EXERCISE MATERIALS:
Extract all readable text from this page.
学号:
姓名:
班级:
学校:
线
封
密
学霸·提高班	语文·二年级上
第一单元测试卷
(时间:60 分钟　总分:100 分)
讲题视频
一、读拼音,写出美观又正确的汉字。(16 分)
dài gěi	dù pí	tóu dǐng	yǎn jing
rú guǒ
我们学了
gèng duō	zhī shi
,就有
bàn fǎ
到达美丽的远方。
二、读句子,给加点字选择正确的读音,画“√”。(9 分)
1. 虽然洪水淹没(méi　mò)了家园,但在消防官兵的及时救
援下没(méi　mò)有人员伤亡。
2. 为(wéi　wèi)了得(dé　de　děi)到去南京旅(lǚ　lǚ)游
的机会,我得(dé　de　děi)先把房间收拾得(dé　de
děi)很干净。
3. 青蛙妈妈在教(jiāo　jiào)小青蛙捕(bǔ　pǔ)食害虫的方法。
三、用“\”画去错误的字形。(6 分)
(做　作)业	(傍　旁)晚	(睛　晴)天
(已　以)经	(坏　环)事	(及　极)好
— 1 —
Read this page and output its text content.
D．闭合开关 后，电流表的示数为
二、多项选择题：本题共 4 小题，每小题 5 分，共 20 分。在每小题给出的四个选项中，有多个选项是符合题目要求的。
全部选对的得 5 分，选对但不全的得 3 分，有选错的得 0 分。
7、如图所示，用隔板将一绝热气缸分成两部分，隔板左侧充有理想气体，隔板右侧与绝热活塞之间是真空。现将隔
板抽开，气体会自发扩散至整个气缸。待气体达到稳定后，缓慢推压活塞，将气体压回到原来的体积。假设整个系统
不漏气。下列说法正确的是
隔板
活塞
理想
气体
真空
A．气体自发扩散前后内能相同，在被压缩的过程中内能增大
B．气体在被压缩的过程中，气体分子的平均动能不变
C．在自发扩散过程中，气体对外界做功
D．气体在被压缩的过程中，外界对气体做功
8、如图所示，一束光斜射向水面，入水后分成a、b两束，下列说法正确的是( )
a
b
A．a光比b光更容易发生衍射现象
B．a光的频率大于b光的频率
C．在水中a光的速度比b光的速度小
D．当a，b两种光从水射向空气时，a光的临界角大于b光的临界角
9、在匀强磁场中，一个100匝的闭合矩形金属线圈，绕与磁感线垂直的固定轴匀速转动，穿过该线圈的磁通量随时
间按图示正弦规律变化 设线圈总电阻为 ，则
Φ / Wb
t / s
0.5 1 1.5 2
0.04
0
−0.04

WHAT YOU NEED TO DO: Write out the listing once more, matching it exactly.

RESPONSE:
Extract all readable text from this page.
学号:
姓名:
班级:
学校:
线
封
密
学霸·提高班	语文·二年级上
第一单元测试卷
(时间:60 分钟　总分:100 分)
讲题视频
一、读拼音,写出美观又正确的汉字。(16 分)
dài gěi	dù pí	tóu dǐng	yǎn jing
rú guǒ
我们学了
gèng duō	zhī shi
,就有
bàn fǎ
到达美丽的远方。
二、读句子,给加点字选择正确的读音,画“√”。(9 分)
1. 虽然洪水淹没(méi　mò)了家园,但在消防官兵的及时救
援下没(méi　mò)有人员伤亡。
2. 为(wéi　wèi)了得(dé　de　děi)到去南京旅(lǚ　lǚ)游
的机会,我得(dé　de　děi)先把房间收拾得(dé　de
děi)很干净。
3. 青蛙妈妈在教(jiāo　jiào)小青蛙捕(bǔ　pǔ)食害虫的方法。
三、用“\”画去错误的字形。(6 分)
(做　作)业	(傍　旁)晚	(睛　晴)天
(已　以)经	(坏　环)事	(及　极)好
— 1 —
Read this page and output its text content.
D．闭合开关 后，电流表的示数为
二、多项选择题：本题共 4 小题，每小题 5 分，共 20 分。在每小题给出的四个选项中，有多个选项是符合题目要求的。
全部选对的得 5 分，选对但不全的得 3 分，有选错的得 0 分。
7、如图所示，用隔板将一绝热气缸分成两部分，隔板左侧充有理想气体，隔板右侧与绝热活塞之间是真空。现将隔
板抽开，气体会自发扩散至整个气缸。待气体达到稳定后，缓慢推压活塞，将气体压回到原来的体积。假设整个系统
不漏气。下列说法正确的是
隔板
活塞
理想
气体
真空
A．气体自发扩散前后内能相同，在被压缩的过程中内能增大
B．气体在被压缩的过程中，气体分子的平均动能不变
C．在自发扩散过程中，气体对外界做功
D．气体在被压缩的过程中，外界对气体做功
8、如图所示，一束光斜射向水面，入水后分成a、b两束，下列说法正确的是( )
a
b
A．a光比b光更容易发生衍射现象
B．a光的频率大于b光的频率
C．在水中a光的速度比b光的速度小
D．当a，b两种光从水射向空气时，a光的临界角大于b光的临界角
9、在匀强磁场中，一个100匝的闭合矩形金属线圈，绕与磁感线垂直的固定轴匀速转动，穿过该线圈的磁通量随时
间按图示正弦规律变化 设线圈总电阻为 ，则
Φ / Wb
t / s
0.5 1 1.5 2
0.04
0
−0.04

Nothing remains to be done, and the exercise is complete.